Transcribe all the entries word for word, but omit the images.

****************************************

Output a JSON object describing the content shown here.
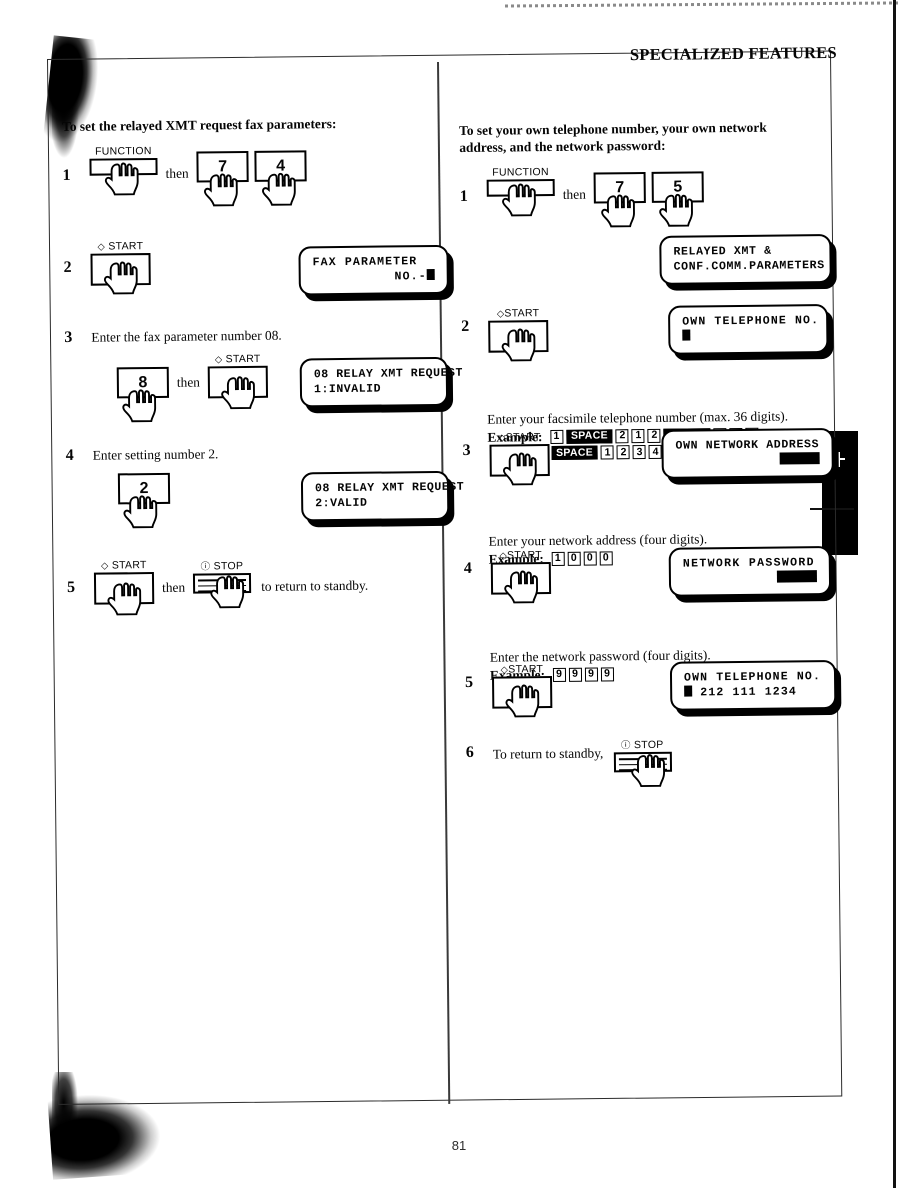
{
  "header": {
    "title": "SPECIALIZED FEATURES"
  },
  "footer": {
    "page_number": "81"
  },
  "left_column": {
    "intro": "To set the relayed XMT request fax parameters:",
    "steps": [
      {
        "num": "1",
        "keys": [
          {
            "cap": "FUNCTION",
            "label": ""
          },
          {
            "cap": "",
            "label": "7"
          },
          {
            "cap": "",
            "label": "4"
          }
        ],
        "then_label": "then"
      },
      {
        "num": "2",
        "start_cap": "START",
        "display": {
          "line1": "FAX PARAMETER",
          "line2": "NO.-"
        }
      },
      {
        "num": "3",
        "text": "Enter the fax parameter number 08.",
        "digit": "8",
        "then_label": "then",
        "start_cap": "START",
        "display": {
          "line1": "08 RELAY XMT REQUEST",
          "line2": "1:INVALID"
        }
      },
      {
        "num": "4",
        "text": "Enter setting number 2.",
        "digit": "2",
        "display": {
          "line1": "08 RELAY XMT REQUEST",
          "line2": "2:VALID"
        }
      },
      {
        "num": "5",
        "start_cap": "START",
        "then_label": "then",
        "stop_cap": "STOP",
        "trailing_text": "to return to standby."
      }
    ]
  },
  "right_column": {
    "intro": "To set your own telephone number, your own network address, and the network password:",
    "steps": [
      {
        "num": "1",
        "keys": [
          {
            "cap": "FUNCTION",
            "label": ""
          },
          {
            "cap": "",
            "label": "7"
          },
          {
            "cap": "",
            "label": "5"
          }
        ],
        "then_label": "then",
        "display": {
          "line1": "RELAYED XMT &",
          "line2": "CONF.COMM.PARAMETERS"
        }
      },
      {
        "num": "2",
        "start_cap": "START",
        "display": {
          "line1": "OWN TELEPHONE NO.",
          "line2": ""
        },
        "text": "Enter your facsimile telephone number (max. 36 digits).",
        "example_label": "Example:",
        "example_keys_row1": [
          "1",
          "SPACE",
          "2",
          "1",
          "2",
          "SPACE",
          "1",
          "1",
          "1"
        ],
        "example_keys_row2": [
          "SPACE",
          "1",
          "2",
          "3",
          "4"
        ]
      },
      {
        "num": "3",
        "start_cap": "START",
        "display": {
          "line1": "OWN NETWORK ADDRESS",
          "line2": ""
        },
        "text": "Enter your network address (four digits).",
        "example_label": "Example:",
        "example_keys_row1": [
          "1",
          "0",
          "0",
          "0"
        ]
      },
      {
        "num": "4",
        "start_cap": "START",
        "display": {
          "line1": "NETWORK PASSWORD",
          "line2": ""
        },
        "text": "Enter the network password (four digits).",
        "example_label": "Example:",
        "example_keys_row1": [
          "9",
          "9",
          "9",
          "9"
        ]
      },
      {
        "num": "5",
        "start_cap": "START",
        "display": {
          "line1": "OWN TELEPHONE NO.",
          "line2": "212 111 1234"
        }
      },
      {
        "num": "6",
        "text": "To return to standby,",
        "stop_cap": "STOP"
      }
    ]
  }
}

****************************************

Answer:
Output a JSON object describing the content shown here.
{
  "header": {
    "title": "SPECIALIZED FEATURES"
  },
  "footer": {
    "page_number": "81"
  },
  "left_column": {
    "intro": "To set the relayed XMT request fax parameters:",
    "steps": [
      {
        "num": "1",
        "keys": [
          {
            "cap": "FUNCTION",
            "label": ""
          },
          {
            "cap": "",
            "label": "7"
          },
          {
            "cap": "",
            "label": "4"
          }
        ],
        "then_label": "then"
      },
      {
        "num": "2",
        "start_cap": "START",
        "display": {
          "line1": "FAX PARAMETER",
          "line2": "NO.-"
        }
      },
      {
        "num": "3",
        "text": "Enter the fax parameter number 08.",
        "digit": "8",
        "then_label": "then",
        "start_cap": "START",
        "display": {
          "line1": "08 RELAY XMT REQUEST",
          "line2": "1:INVALID"
        }
      },
      {
        "num": "4",
        "text": "Enter setting number 2.",
        "digit": "2",
        "display": {
          "line1": "08 RELAY XMT REQUEST",
          "line2": "2:VALID"
        }
      },
      {
        "num": "5",
        "start_cap": "START",
        "then_label": "then",
        "stop_cap": "STOP",
        "trailing_text": "to return to standby."
      }
    ]
  },
  "right_column": {
    "intro": "To set your own telephone number, your own network address, and the network password:",
    "steps": [
      {
        "num": "1",
        "keys": [
          {
            "cap": "FUNCTION",
            "label": ""
          },
          {
            "cap": "",
            "label": "7"
          },
          {
            "cap": "",
            "label": "5"
          }
        ],
        "then_label": "then",
        "display": {
          "line1": "RELAYED XMT &",
          "line2": "CONF.COMM.PARAMETERS"
        }
      },
      {
        "num": "2",
        "start_cap": "START",
        "display": {
          "line1": "OWN TELEPHONE NO.",
          "line2": ""
        },
        "text": "Enter your facsimile telephone number (max. 36 digits).",
        "example_label": "Example:",
        "example_keys_row1": [
          "1",
          "SPACE",
          "2",
          "1",
          "2",
          "SPACE",
          "1",
          "1",
          "1"
        ],
        "example_keys_row2": [
          "SPACE",
          "1",
          "2",
          "3",
          "4"
        ]
      },
      {
        "num": "3",
        "start_cap": "START",
        "display": {
          "line1": "OWN NETWORK ADDRESS",
          "line2": ""
        },
        "text": "Enter your network address (four digits).",
        "example_label": "Example:",
        "example_keys_row1": [
          "1",
          "0",
          "0",
          "0"
        ]
      },
      {
        "num": "4",
        "start_cap": "START",
        "display": {
          "line1": "NETWORK PASSWORD",
          "line2": ""
        },
        "text": "Enter the network password (four digits).",
        "example_label": "Example:",
        "example_keys_row1": [
          "9",
          "9",
          "9",
          "9"
        ]
      },
      {
        "num": "5",
        "start_cap": "START",
        "display": {
          "line1": "OWN TELEPHONE NO.",
          "line2": "212 111 1234"
        }
      },
      {
        "num": "6",
        "text": "To return to standby,",
        "stop_cap": "STOP"
      }
    ]
  }
}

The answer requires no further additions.